I must begin by apologising to Stephen Tall for stealing his headline, but I have had it in mind to write a post on these lines from some time.
And today's news that the Economist has endorsed the Liberal Democrats has prompted me to do it.
The endorsement is grudging:
Many moderate Conservative and Labour MPs could join a new liberal centre party—just as parts of the left and right have recently in France. So consider a vote for the Lib Dems as a down-payment for the future. Our hope is that they become one element of a party of the radical centre, essential for a thriving, prosperous Britain.But the fact that it has been made at all shows how far the Conservatives are estranging themselves from their usual business supporters.
Rather than aiming to satisfy those supporters, the party's leaders are flattering their own backwoods on Europe.
As I wrote in March:
I remember a Labour-supporting friend who was in North Devon during the 1979 general election campaign speaking with something close to awe of the acres of good suiting on the platform at the Conservatives' meetings.
But the party does not look like or feel like that today.
The Tories have discovered ideology and, even more, they have discovered grievance. They are less the party of people with an interest in maintaining the status quo than the party of people who believe they have been cheated.
The culprits vary - immigrants, experts, the European Union, latte-drinkers, refugees, the BBC - but the feeling is widespread.
Only radical action, those members and activists believe, can remove the hurt and see justice done.The last time there was an outbreak of this feeling in the Conservative Party was after their crushing defeat by Tony Blair's Labour in 1997.
Rather than elect Kenneth Clarke to busk it and keep them cheerful while they worked out what the hell they were going to do, Tory members elected first William Hague and then Iain Duncan Smith as leader because they liked their right-wing views.
And the time before that was over Europe under John Major.
But I am reminded of an earlier incident, which I wrote about for Comment is Free some years ago:
I was a newly elected Liberal Alliance councillor back in 1986 when the Thatcher government began consulting over the introduction of the poll tax.
Conservative members didn't want it phased in over 10 years: they wanted it at once. You could see the pound signs in their eyes as they calculated how much they and their neighbours would save.If it had been phased in over a decade then the poll tax might well have stuck. But Margaret Thatcher made the mistake of listening to her own backwoods, and doing so ended her premiership.
From all of which I conclude that the Conservative Party's estrangement from the Economist will end it tears.

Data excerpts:

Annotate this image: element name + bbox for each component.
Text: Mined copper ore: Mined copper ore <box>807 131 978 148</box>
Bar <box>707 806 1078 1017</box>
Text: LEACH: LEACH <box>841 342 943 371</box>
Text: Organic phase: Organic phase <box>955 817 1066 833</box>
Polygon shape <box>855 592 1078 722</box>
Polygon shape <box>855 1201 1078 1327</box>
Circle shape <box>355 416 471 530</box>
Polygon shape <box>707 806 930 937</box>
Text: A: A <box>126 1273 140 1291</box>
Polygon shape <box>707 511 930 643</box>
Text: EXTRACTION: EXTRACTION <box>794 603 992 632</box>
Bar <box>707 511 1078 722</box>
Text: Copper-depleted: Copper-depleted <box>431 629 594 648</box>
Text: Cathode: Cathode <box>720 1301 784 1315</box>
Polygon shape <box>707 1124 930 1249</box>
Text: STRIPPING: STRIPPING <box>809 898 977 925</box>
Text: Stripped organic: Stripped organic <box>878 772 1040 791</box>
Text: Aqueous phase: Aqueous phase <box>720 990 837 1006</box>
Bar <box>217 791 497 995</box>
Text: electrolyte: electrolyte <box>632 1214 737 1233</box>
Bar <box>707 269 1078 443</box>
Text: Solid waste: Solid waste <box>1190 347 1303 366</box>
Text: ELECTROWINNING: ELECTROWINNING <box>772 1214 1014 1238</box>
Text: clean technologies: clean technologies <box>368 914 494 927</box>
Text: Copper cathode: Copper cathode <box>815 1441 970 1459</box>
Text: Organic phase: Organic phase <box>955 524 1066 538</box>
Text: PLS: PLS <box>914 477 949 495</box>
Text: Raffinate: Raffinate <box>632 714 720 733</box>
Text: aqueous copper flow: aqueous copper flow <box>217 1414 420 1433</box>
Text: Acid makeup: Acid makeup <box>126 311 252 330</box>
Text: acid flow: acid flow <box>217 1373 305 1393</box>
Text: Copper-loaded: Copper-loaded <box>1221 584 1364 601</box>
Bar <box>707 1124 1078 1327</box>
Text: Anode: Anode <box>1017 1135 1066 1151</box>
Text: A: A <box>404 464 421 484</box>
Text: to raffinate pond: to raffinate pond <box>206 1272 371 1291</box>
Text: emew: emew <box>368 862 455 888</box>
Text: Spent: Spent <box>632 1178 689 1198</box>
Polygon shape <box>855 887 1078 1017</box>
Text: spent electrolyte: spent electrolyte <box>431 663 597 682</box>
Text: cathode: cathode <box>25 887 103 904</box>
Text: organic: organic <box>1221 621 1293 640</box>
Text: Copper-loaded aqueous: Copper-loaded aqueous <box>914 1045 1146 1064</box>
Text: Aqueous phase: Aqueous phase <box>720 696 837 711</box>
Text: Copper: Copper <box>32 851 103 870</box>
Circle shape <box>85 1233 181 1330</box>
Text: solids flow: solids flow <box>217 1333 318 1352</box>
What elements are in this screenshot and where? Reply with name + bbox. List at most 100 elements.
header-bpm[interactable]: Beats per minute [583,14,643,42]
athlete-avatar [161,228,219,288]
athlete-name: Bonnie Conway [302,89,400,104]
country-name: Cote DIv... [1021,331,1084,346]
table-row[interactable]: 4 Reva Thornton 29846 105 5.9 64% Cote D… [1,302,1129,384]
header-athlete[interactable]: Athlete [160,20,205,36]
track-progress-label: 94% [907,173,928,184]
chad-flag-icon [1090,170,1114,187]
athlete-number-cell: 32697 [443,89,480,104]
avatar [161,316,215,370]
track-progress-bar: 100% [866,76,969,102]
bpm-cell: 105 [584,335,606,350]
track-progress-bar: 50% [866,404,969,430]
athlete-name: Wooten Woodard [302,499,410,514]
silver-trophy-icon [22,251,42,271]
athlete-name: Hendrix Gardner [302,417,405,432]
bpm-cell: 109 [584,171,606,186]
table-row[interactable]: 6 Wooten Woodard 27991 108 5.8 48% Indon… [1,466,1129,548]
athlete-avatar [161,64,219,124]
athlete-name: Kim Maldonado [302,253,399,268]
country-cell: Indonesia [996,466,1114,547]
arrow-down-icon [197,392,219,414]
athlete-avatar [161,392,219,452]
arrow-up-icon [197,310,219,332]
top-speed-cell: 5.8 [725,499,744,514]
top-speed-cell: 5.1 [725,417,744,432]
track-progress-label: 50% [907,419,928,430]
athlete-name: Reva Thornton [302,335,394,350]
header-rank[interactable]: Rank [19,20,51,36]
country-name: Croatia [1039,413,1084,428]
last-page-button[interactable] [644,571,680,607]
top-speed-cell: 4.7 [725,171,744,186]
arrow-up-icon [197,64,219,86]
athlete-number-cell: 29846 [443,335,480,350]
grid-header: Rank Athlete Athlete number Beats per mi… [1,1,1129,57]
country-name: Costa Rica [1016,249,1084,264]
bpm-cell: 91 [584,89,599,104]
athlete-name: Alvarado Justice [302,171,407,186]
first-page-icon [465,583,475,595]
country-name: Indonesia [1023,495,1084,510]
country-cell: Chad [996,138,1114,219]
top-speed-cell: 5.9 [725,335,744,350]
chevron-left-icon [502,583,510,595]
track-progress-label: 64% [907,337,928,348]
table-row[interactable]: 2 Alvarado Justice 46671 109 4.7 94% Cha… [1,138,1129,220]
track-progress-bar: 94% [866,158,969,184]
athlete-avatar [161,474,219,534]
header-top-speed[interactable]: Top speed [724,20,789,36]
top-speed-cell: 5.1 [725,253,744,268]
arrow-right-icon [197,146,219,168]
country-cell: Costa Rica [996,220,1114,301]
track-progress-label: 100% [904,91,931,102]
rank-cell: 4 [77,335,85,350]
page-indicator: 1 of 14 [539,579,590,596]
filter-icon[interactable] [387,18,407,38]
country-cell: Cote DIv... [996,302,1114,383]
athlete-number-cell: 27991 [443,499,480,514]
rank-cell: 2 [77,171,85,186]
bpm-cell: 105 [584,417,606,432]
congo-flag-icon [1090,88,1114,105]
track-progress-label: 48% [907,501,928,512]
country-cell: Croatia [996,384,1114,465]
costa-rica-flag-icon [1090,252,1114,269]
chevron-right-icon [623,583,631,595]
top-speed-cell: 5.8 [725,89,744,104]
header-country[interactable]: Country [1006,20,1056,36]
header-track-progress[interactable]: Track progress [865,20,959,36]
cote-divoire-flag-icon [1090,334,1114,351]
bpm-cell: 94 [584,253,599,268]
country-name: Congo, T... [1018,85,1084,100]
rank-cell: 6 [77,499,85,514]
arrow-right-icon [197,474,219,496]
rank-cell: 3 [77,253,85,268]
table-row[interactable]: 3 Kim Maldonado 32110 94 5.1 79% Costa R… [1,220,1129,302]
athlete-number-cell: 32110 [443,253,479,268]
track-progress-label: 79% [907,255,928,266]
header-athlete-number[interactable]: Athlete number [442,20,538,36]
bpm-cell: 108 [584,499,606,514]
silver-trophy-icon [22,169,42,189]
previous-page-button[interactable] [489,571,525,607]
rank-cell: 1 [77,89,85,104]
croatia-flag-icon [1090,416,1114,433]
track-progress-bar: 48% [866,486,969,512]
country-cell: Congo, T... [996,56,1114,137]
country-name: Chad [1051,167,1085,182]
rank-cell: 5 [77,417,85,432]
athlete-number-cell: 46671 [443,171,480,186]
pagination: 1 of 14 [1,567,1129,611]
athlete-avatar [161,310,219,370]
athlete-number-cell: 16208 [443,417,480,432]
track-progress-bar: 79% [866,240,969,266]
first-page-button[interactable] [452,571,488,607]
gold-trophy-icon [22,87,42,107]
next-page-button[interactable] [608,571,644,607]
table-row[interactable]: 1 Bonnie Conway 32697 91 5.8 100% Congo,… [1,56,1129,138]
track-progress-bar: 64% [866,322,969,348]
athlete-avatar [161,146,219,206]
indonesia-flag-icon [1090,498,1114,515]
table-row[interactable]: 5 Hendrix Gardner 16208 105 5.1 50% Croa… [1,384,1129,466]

# Your assignment
According to the post, in what year was the writer a newly elected Liberal Alliance councillor? The records aren't needed for this exercise.

# Response to the exercise
1986